**What to do:** Copy the data below exactly.

Records from a dataset:

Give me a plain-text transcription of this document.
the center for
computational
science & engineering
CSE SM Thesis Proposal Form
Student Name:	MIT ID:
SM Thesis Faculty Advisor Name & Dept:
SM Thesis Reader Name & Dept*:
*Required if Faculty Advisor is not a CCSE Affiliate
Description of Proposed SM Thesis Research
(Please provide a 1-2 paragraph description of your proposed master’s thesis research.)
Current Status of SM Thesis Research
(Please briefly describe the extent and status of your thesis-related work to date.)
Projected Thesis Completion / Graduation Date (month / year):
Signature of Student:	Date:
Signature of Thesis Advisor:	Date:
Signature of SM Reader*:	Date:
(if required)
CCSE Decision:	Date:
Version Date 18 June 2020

**Finished task:**
Give me a plain-text transcription of this document.
the center for
computational
science & engineering
CSE SM Thesis Proposal Form
Student Name:	MIT ID:
SM Thesis Faculty Advisor Name & Dept:
SM Thesis Reader Name & Dept*:
*Required if Faculty Advisor is not a CCSE Affiliate
Description of Proposed SM Thesis Research
(Please provide a 1-2 paragraph description of your proposed master’s thesis research.)
Current Status of SM Thesis Research
(Please briefly describe the extent and status of your thesis-related work to date.)
Projected Thesis Completion / Graduation Date (month / year):
Signature of Student:	Date:
Signature of Thesis Advisor:	Date:
Signature of SM Reader*:	Date:
(if required)
CCSE Decision:	Date:
Version Date 18 June 2020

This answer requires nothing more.